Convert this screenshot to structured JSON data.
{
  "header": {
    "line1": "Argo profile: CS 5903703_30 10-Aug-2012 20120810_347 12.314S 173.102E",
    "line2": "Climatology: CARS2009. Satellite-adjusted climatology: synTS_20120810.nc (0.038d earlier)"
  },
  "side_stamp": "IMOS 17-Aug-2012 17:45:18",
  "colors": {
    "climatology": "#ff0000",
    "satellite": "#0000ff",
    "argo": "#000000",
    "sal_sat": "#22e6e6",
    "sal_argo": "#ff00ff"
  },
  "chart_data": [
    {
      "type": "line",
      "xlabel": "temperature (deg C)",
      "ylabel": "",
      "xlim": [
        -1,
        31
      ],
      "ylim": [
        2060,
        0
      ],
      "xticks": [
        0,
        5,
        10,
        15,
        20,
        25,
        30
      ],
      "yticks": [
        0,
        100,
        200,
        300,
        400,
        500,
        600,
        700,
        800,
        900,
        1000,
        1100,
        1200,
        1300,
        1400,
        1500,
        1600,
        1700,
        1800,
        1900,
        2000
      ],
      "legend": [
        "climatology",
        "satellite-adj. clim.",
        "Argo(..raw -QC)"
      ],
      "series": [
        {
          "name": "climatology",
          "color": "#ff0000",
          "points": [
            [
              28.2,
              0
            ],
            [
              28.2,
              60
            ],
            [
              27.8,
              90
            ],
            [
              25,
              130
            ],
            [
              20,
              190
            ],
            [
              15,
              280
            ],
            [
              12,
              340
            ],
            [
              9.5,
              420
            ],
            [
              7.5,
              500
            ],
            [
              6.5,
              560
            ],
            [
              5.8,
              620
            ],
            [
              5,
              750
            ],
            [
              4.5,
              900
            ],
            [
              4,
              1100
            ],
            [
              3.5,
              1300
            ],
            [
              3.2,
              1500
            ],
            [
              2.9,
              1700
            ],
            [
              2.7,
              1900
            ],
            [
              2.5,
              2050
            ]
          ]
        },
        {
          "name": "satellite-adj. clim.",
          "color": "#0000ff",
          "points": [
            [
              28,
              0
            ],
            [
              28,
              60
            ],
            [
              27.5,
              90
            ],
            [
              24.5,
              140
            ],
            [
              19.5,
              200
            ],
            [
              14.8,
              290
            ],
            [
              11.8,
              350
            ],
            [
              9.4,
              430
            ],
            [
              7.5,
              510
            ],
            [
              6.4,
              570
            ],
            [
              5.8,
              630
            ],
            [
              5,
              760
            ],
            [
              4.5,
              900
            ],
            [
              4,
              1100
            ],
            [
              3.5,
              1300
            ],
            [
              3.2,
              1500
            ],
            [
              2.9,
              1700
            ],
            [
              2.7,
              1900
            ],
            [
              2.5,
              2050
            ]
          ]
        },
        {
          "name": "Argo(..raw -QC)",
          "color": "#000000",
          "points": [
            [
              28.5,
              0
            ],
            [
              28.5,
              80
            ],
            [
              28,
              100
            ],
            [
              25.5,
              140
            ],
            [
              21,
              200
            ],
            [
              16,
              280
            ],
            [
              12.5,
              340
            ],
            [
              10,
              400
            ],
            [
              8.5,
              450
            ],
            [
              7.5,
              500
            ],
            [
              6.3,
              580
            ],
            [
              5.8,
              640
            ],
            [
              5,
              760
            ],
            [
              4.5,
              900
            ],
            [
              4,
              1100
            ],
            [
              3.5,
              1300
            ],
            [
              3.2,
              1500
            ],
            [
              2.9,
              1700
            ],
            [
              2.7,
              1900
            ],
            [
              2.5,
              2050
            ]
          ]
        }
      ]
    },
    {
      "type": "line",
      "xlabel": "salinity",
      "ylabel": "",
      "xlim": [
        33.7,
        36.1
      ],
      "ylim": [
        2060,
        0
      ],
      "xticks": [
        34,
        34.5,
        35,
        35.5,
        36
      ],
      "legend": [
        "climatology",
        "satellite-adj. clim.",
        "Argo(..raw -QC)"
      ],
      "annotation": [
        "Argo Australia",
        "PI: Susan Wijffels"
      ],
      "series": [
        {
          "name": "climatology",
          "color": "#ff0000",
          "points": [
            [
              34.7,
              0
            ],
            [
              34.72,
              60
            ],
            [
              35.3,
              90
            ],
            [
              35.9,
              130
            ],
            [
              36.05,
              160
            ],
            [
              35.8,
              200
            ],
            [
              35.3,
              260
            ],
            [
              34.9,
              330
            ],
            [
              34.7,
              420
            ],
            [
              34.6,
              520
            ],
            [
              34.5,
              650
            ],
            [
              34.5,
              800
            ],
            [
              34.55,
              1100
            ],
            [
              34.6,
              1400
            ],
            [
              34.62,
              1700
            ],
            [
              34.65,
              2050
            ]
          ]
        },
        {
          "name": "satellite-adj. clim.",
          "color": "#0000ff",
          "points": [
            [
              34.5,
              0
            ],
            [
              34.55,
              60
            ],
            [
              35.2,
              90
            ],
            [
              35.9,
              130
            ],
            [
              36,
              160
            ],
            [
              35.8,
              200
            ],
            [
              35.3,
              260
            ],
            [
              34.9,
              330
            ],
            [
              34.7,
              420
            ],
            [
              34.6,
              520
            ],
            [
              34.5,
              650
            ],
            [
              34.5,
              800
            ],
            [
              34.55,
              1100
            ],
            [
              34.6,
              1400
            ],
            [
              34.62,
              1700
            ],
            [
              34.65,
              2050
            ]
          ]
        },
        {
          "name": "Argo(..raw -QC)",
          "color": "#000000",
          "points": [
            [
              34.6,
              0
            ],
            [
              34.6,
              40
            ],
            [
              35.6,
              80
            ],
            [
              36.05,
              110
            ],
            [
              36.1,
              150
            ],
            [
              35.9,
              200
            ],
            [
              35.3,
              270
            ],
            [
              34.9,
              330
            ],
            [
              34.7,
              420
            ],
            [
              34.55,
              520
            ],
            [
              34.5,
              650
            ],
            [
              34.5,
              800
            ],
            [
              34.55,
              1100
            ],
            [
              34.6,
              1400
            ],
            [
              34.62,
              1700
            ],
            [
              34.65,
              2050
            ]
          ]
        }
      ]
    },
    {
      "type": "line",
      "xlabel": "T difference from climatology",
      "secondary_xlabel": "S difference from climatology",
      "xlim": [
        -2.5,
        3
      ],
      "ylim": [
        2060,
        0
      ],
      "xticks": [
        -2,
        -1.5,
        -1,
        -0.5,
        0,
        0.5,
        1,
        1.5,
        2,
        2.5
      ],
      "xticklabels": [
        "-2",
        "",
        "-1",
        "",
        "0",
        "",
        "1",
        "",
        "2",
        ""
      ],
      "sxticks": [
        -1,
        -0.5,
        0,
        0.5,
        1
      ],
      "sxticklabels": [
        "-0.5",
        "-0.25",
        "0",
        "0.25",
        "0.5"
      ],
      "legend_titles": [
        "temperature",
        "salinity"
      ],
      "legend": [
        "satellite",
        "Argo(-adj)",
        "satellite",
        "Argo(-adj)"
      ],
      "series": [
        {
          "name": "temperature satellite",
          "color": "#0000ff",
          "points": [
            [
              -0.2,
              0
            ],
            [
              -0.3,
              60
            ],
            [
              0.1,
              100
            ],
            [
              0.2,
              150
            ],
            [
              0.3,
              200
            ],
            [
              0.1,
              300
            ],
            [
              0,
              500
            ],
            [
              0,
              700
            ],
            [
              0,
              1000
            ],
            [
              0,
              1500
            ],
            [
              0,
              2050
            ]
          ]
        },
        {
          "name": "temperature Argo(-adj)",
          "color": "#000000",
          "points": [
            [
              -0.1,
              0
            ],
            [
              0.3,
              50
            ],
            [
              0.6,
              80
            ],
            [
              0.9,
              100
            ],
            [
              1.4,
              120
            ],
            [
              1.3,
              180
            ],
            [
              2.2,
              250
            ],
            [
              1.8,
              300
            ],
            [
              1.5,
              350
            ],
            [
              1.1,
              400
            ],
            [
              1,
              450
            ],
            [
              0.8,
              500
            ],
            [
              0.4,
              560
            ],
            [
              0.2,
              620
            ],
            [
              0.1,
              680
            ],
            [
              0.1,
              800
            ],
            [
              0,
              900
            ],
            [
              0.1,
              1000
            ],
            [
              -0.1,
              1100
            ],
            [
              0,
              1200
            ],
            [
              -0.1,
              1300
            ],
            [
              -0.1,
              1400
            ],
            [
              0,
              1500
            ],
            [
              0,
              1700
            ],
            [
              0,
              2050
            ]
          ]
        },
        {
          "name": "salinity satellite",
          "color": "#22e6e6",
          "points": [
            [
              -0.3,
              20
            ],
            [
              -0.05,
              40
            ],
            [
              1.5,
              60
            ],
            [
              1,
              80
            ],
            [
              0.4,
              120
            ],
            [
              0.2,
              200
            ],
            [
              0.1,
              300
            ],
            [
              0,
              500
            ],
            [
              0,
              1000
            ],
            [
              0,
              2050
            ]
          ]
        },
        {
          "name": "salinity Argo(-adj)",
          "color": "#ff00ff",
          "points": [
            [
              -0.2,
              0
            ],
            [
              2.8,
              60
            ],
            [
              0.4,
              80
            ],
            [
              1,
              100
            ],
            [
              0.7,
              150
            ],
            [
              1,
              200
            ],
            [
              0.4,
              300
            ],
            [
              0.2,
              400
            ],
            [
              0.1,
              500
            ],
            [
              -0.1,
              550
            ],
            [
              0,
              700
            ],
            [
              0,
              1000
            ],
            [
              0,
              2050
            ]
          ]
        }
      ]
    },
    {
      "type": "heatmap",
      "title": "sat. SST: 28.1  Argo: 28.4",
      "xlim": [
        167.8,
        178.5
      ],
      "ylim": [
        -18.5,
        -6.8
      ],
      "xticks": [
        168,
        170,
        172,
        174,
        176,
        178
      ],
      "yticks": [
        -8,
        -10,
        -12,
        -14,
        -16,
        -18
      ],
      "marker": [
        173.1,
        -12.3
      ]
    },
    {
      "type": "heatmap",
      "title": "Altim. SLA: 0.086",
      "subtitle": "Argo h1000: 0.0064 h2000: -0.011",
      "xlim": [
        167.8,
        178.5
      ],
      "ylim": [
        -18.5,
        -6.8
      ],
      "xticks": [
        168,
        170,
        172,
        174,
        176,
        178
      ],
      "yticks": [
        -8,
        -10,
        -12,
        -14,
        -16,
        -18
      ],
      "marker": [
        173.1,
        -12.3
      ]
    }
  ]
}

☆ ☆ ☆

• WHAT THE TASK ASKS
Return each line that includes "salinity".

• ANSWER FOR THIS EXERCISE
      "xlabel": "salinity",
        "salinity"
          "name": "salinity satellite",
          "name": "salinity Argo(-adj)",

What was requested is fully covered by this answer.